### Data rows
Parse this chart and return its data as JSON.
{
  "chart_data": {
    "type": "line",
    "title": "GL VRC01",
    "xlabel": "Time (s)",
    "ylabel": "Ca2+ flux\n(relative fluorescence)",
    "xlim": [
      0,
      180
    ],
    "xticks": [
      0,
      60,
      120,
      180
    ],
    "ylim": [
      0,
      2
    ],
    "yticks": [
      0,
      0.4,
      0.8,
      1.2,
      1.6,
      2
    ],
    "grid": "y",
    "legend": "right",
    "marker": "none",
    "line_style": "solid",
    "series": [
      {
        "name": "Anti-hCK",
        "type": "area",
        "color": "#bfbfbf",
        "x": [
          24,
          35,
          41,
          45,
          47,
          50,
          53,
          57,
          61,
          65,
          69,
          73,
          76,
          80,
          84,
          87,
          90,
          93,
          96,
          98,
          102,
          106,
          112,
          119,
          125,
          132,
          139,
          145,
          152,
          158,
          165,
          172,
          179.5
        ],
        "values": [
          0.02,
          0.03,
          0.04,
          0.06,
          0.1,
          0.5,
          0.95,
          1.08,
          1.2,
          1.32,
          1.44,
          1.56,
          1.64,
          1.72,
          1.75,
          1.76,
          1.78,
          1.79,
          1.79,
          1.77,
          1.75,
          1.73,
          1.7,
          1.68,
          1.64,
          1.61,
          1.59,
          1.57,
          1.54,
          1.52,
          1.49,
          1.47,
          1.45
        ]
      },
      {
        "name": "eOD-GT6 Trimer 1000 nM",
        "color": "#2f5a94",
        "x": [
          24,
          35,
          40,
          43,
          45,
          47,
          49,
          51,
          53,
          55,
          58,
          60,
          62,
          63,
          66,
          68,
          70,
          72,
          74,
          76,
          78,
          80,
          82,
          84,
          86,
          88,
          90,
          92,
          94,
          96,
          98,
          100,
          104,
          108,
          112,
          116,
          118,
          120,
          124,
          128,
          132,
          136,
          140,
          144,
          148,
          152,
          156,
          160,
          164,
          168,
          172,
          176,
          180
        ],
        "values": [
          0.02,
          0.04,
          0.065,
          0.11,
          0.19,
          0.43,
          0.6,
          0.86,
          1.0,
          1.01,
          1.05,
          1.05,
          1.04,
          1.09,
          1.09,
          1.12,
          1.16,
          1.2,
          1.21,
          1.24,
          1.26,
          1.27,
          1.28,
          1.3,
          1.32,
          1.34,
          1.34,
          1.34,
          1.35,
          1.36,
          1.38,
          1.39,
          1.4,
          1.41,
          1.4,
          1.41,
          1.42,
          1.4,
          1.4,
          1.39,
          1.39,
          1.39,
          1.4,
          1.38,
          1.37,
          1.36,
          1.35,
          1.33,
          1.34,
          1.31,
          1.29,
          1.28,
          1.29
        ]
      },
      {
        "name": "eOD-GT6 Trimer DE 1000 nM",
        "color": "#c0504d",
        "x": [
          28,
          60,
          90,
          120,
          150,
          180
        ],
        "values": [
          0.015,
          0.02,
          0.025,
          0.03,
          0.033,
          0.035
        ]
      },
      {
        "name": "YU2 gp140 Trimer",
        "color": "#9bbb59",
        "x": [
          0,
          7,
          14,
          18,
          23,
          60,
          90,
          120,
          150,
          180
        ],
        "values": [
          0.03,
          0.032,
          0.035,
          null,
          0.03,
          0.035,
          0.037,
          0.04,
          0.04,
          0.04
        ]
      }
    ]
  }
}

### Aim of the task
In the material above, show every line where the word "color" turns up.

### Task solution
        "color": "#bfbfbf",
        "color": "#2f5a94",
        "color": "#c0504d",
        "color": "#9bbb59",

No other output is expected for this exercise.